* **INSTRUCTIONS FOR THE TASK**
Copy out the listing that follows exactly, dropping every picture.

* **DATA TO USE**
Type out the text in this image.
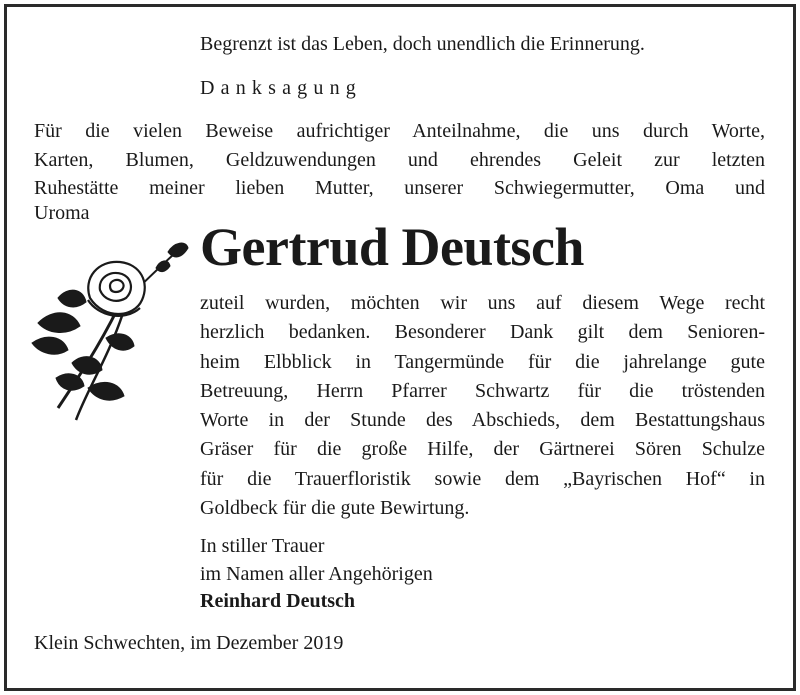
Begrenzt ist das Leben, doch unendlich die Erinnerung.
Danksagung
Für die vielen Beweise aufrichtiger Anteilnahme, die uns durch Worte,
Karten, Blumen, Geldzuwendungen und ehrendes Geleit zur letzten
Ruhestätte meiner lieben Mutter, unserer Schwiegermutter, Oma und
Uroma
Gertrud Deutsch
zuteil wurden, möchten wir uns auf diesem Wege recht
herzlich bedanken. Besonderer Dank gilt dem Senioren-
heim Elbblick in Tangermünde für die jahrelange gute
Betreuung, Herrn Pfarrer Schwartz für die tröstenden
Worte in der Stunde des Abschieds, dem Bestattungshaus
Gräser für die große Hilfe, der Gärtnerei Sören Schulze
für die Trauerfloristik sowie dem „Bayrischen Hof“ in
Goldbeck für die gute Bewirtung.
In stiller Trauer
im Namen aller Angehörigen
Reinhard Deutsch
Klein Schwechten, im Dezember 2019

* **FINISHED EXERCISE**
Type out the text in this image.
Begrenzt ist das Leben, doch unendlich die Erinnerung.
Danksagung
Für die vielen Beweise aufrichtiger Anteilnahme, die uns durch Worte,
Karten, Blumen, Geldzuwendungen und ehrendes Geleit zur letzten
Ruhestätte meiner lieben Mutter, unserer Schwiegermutter, Oma und
Uroma
Gertrud Deutsch
zuteil wurden, möchten wir uns auf diesem Wege recht
herzlich bedanken. Besonderer Dank gilt dem Senioren-
heim Elbblick in Tangermünde für die jahrelange gute
Betreuung, Herrn Pfarrer Schwartz für die tröstenden
Worte in der Stunde des Abschieds, dem Bestattungshaus
Gräser für die große Hilfe, der Gärtnerei Sören Schulze
für die Trauerfloristik sowie dem „Bayrischen Hof“ in
Goldbeck für die gute Bewirtung.
In stiller Trauer
im Namen aller Angehörigen
Reinhard Deutsch
Klein Schwechten, im Dezember 2019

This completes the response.